Your task
Transcribe the records that follow in their entirety, omitting any pictures.

Supplied data
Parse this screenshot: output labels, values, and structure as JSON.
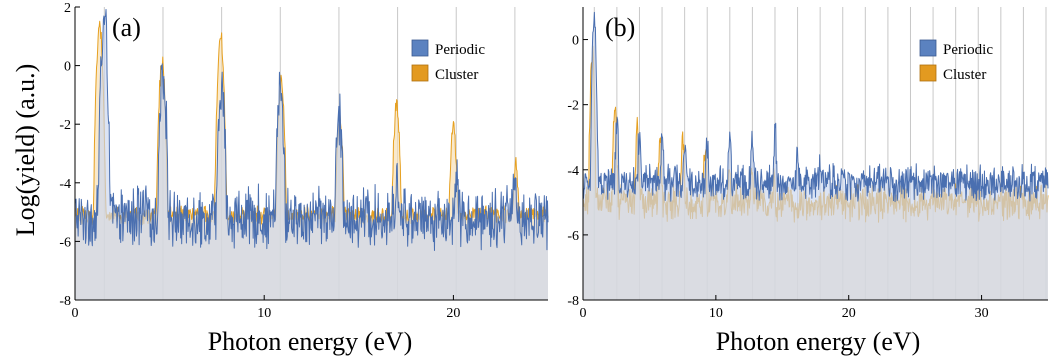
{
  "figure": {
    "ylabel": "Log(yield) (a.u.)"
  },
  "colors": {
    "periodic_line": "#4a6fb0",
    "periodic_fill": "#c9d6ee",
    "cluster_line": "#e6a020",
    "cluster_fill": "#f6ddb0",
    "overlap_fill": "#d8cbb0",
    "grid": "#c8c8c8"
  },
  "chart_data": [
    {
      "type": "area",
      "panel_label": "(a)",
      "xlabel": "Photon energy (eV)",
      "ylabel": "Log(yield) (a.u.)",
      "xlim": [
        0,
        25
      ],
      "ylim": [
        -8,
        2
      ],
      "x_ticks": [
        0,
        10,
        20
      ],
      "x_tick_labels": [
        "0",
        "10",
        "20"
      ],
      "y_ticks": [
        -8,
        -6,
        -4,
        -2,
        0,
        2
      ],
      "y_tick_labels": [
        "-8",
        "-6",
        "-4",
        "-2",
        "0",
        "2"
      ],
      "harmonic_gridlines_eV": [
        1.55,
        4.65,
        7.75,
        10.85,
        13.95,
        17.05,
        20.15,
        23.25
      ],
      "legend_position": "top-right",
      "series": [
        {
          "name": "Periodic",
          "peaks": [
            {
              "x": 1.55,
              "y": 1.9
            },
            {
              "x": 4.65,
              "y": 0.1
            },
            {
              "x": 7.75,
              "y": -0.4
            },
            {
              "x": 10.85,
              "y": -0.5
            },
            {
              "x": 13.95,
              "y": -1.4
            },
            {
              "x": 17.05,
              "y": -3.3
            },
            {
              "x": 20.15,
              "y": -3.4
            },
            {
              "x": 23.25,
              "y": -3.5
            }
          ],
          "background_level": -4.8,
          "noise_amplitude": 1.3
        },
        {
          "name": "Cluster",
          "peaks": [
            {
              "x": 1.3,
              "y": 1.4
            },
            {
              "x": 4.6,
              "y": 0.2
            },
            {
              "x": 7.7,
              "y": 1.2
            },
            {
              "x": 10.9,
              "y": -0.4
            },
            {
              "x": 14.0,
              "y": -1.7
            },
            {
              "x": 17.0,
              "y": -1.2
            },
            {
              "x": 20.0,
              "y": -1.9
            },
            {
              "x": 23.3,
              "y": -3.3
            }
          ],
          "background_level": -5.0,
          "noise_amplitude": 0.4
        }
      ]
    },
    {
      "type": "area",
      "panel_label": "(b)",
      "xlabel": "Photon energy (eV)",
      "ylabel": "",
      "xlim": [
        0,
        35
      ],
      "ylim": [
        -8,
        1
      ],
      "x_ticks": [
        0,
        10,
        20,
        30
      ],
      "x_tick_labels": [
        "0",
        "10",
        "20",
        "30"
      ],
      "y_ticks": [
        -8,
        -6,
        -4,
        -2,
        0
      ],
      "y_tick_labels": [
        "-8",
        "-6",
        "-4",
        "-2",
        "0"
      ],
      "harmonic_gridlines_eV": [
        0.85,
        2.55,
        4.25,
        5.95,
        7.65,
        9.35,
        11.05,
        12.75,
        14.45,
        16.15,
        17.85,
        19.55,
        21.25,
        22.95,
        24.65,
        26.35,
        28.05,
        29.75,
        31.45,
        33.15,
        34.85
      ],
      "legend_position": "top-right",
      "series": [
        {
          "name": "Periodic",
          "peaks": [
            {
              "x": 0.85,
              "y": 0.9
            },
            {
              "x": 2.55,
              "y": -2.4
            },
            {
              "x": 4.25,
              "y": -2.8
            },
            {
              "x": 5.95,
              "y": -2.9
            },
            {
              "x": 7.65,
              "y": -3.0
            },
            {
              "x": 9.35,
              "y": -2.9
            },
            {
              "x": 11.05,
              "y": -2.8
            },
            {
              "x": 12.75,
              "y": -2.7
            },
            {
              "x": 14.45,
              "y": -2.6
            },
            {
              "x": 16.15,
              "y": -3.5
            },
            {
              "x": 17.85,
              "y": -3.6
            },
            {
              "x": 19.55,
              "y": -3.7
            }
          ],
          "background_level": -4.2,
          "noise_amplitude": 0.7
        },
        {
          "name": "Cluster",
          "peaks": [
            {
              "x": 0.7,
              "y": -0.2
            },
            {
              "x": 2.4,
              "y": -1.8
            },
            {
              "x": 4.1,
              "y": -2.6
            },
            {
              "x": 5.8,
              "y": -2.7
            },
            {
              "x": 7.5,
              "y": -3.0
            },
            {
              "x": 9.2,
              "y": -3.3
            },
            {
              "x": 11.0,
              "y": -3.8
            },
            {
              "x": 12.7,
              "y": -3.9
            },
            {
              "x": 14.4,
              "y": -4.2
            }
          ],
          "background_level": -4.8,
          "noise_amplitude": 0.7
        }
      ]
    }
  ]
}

Solved exercise
Parse this screenshot: output labels, values, and structure as JSON.
{
  "figure": {
    "ylabel": "Log(yield) (a.u.)"
  },
  "colors": {
    "periodic_line": "#4a6fb0",
    "periodic_fill": "#c9d6ee",
    "cluster_line": "#e6a020",
    "cluster_fill": "#f6ddb0",
    "overlap_fill": "#d8cbb0",
    "grid": "#c8c8c8"
  },
  "chart_data": [
    {
      "type": "area",
      "panel_label": "(a)",
      "xlabel": "Photon energy (eV)",
      "ylabel": "Log(yield) (a.u.)",
      "xlim": [
        0,
        25
      ],
      "ylim": [
        -8,
        2
      ],
      "x_ticks": [
        0,
        10,
        20
      ],
      "x_tick_labels": [
        "0",
        "10",
        "20"
      ],
      "y_ticks": [
        -8,
        -6,
        -4,
        -2,
        0,
        2
      ],
      "y_tick_labels": [
        "-8",
        "-6",
        "-4",
        "-2",
        "0",
        "2"
      ],
      "harmonic_gridlines_eV": [
        1.55,
        4.65,
        7.75,
        10.85,
        13.95,
        17.05,
        20.15,
        23.25
      ],
      "legend_position": "top-right",
      "series": [
        {
          "name": "Periodic",
          "peaks": [
            {
              "x": 1.55,
              "y": 1.9
            },
            {
              "x": 4.65,
              "y": 0.1
            },
            {
              "x": 7.75,
              "y": -0.4
            },
            {
              "x": 10.85,
              "y": -0.5
            },
            {
              "x": 13.95,
              "y": -1.4
            },
            {
              "x": 17.05,
              "y": -3.3
            },
            {
              "x": 20.15,
              "y": -3.4
            },
            {
              "x": 23.25,
              "y": -3.5
            }
          ],
          "background_level": -4.8,
          "noise_amplitude": 1.3
        },
        {
          "name": "Cluster",
          "peaks": [
            {
              "x": 1.3,
              "y": 1.4
            },
            {
              "x": 4.6,
              "y": 0.2
            },
            {
              "x": 7.7,
              "y": 1.2
            },
            {
              "x": 10.9,
              "y": -0.4
            },
            {
              "x": 14.0,
              "y": -1.7
            },
            {
              "x": 17.0,
              "y": -1.2
            },
            {
              "x": 20.0,
              "y": -1.9
            },
            {
              "x": 23.3,
              "y": -3.3
            }
          ],
          "background_level": -5.0,
          "noise_amplitude": 0.4
        }
      ]
    },
    {
      "type": "area",
      "panel_label": "(b)",
      "xlabel": "Photon energy (eV)",
      "ylabel": "",
      "xlim": [
        0,
        35
      ],
      "ylim": [
        -8,
        1
      ],
      "x_ticks": [
        0,
        10,
        20,
        30
      ],
      "x_tick_labels": [
        "0",
        "10",
        "20",
        "30"
      ],
      "y_ticks": [
        -8,
        -6,
        -4,
        -2,
        0
      ],
      "y_tick_labels": [
        "-8",
        "-6",
        "-4",
        "-2",
        "0"
      ],
      "harmonic_gridlines_eV": [
        0.85,
        2.55,
        4.25,
        5.95,
        7.65,
        9.35,
        11.05,
        12.75,
        14.45,
        16.15,
        17.85,
        19.55,
        21.25,
        22.95,
        24.65,
        26.35,
        28.05,
        29.75,
        31.45,
        33.15,
        34.85
      ],
      "legend_position": "top-right",
      "series": [
        {
          "name": "Periodic",
          "peaks": [
            {
              "x": 0.85,
              "y": 0.9
            },
            {
              "x": 2.55,
              "y": -2.4
            },
            {
              "x": 4.25,
              "y": -2.8
            },
            {
              "x": 5.95,
              "y": -2.9
            },
            {
              "x": 7.65,
              "y": -3.0
            },
            {
              "x": 9.35,
              "y": -2.9
            },
            {
              "x": 11.05,
              "y": -2.8
            },
            {
              "x": 12.75,
              "y": -2.7
            },
            {
              "x": 14.45,
              "y": -2.6
            },
            {
              "x": 16.15,
              "y": -3.5
            },
            {
              "x": 17.85,
              "y": -3.6
            },
            {
              "x": 19.55,
              "y": -3.7
            }
          ],
          "background_level": -4.2,
          "noise_amplitude": 0.7
        },
        {
          "name": "Cluster",
          "peaks": [
            {
              "x": 0.7,
              "y": -0.2
            },
            {
              "x": 2.4,
              "y": -1.8
            },
            {
              "x": 4.1,
              "y": -2.6
            },
            {
              "x": 5.8,
              "y": -2.7
            },
            {
              "x": 7.5,
              "y": -3.0
            },
            {
              "x": 9.2,
              "y": -3.3
            },
            {
              "x": 11.0,
              "y": -3.8
            },
            {
              "x": 12.7,
              "y": -3.9
            },
            {
              "x": 14.4,
              "y": -4.2
            }
          ],
          "background_level": -4.8,
          "noise_amplitude": 0.7
        }
      ]
    }
  ]
}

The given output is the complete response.